Problem to work on:
Every line holding the word "stars" counts once. Give the total, nothing more.

Data records:
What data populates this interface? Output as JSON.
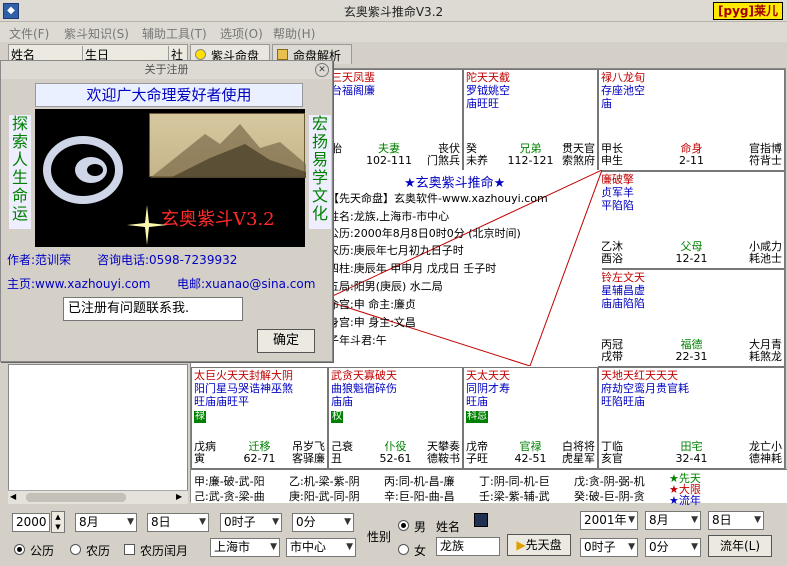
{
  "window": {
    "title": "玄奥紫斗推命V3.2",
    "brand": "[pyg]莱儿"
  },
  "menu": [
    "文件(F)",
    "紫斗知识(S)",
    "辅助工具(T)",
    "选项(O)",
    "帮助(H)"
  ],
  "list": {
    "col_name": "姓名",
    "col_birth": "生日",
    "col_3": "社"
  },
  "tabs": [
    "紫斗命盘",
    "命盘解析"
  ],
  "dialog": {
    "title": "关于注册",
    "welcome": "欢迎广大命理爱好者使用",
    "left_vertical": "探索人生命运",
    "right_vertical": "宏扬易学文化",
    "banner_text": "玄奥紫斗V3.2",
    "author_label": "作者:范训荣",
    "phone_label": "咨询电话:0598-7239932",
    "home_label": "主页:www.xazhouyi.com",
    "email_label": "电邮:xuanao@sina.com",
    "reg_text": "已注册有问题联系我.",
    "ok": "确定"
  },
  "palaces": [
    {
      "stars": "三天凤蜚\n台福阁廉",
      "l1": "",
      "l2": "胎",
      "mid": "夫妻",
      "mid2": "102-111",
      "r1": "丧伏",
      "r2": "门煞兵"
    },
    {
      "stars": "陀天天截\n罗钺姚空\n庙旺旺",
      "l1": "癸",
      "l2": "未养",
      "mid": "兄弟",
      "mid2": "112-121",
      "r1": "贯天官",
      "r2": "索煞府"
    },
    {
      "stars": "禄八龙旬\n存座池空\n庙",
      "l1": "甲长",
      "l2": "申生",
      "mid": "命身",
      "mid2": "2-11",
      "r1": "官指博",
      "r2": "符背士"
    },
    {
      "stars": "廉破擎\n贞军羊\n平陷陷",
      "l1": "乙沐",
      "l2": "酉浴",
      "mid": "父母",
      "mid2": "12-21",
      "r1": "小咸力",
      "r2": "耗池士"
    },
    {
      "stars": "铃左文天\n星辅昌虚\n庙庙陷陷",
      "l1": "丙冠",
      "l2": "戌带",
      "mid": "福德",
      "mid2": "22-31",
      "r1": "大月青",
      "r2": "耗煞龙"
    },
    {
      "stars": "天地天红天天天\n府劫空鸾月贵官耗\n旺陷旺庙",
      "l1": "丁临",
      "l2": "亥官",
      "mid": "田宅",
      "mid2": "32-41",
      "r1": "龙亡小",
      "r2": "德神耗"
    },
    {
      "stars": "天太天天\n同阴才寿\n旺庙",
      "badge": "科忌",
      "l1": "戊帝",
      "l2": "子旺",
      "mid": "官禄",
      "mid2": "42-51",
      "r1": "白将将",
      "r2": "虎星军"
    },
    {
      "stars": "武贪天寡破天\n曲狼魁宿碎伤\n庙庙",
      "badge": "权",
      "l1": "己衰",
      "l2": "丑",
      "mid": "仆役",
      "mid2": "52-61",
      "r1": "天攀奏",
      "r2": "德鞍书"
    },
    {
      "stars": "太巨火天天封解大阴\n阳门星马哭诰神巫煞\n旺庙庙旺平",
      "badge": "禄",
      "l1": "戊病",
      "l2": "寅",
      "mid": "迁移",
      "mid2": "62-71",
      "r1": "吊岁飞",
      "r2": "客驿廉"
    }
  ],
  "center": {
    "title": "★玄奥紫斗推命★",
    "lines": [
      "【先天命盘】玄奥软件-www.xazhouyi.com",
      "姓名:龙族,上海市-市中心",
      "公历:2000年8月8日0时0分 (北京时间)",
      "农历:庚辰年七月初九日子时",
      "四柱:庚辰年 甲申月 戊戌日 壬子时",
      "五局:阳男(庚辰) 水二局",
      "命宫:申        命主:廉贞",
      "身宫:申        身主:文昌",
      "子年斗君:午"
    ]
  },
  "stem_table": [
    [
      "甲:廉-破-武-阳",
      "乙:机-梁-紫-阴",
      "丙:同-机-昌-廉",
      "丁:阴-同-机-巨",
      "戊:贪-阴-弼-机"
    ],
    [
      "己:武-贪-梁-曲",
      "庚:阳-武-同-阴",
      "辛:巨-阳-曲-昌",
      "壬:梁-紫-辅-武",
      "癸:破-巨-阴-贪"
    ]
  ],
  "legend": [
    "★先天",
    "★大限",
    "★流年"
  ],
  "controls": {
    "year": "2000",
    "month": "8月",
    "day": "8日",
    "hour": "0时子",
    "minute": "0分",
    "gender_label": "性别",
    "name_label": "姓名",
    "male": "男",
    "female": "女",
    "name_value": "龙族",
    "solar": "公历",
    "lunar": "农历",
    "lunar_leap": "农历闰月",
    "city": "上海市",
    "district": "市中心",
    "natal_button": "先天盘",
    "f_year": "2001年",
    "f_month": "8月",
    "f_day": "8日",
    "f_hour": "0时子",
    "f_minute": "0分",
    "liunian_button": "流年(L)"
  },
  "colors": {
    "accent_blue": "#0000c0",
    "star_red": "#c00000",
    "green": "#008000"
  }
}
* * *
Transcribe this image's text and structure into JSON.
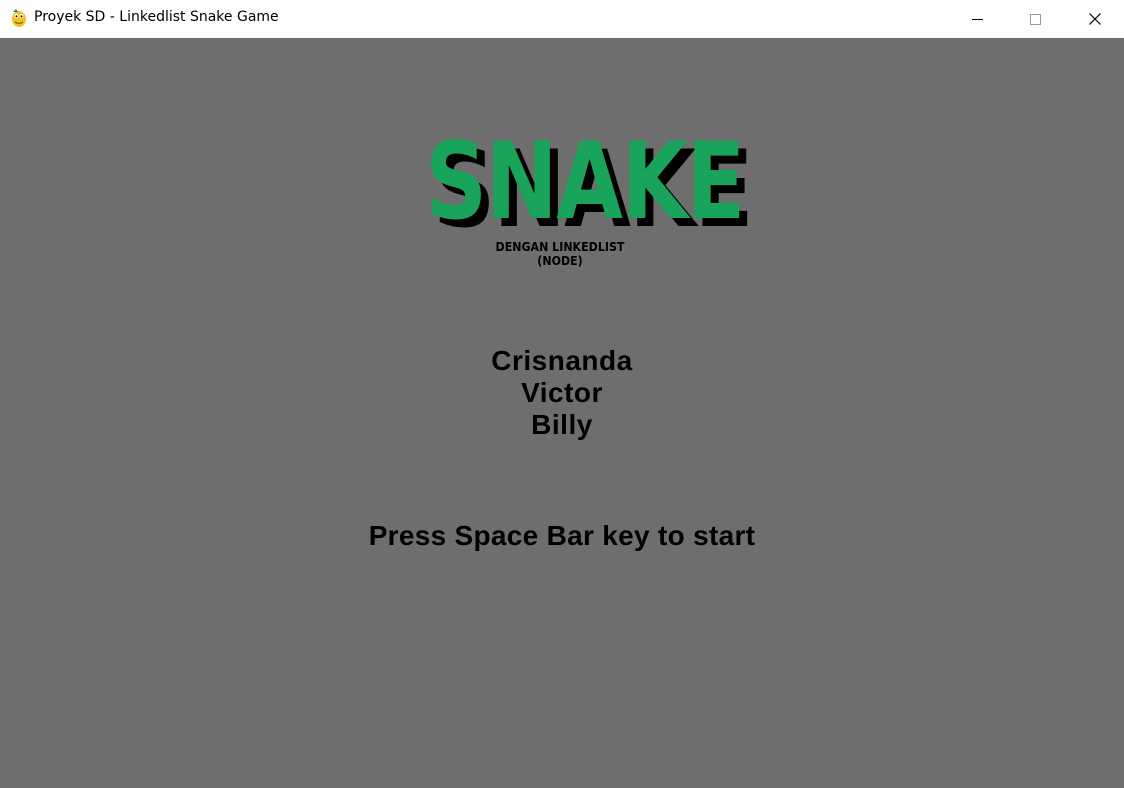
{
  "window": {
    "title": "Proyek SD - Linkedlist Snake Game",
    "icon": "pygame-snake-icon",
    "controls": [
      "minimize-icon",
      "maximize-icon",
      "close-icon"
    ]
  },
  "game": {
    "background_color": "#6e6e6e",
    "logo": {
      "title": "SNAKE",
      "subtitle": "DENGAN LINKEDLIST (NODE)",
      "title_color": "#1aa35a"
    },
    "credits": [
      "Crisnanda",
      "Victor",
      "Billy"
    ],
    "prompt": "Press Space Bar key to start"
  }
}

Worked answer:
9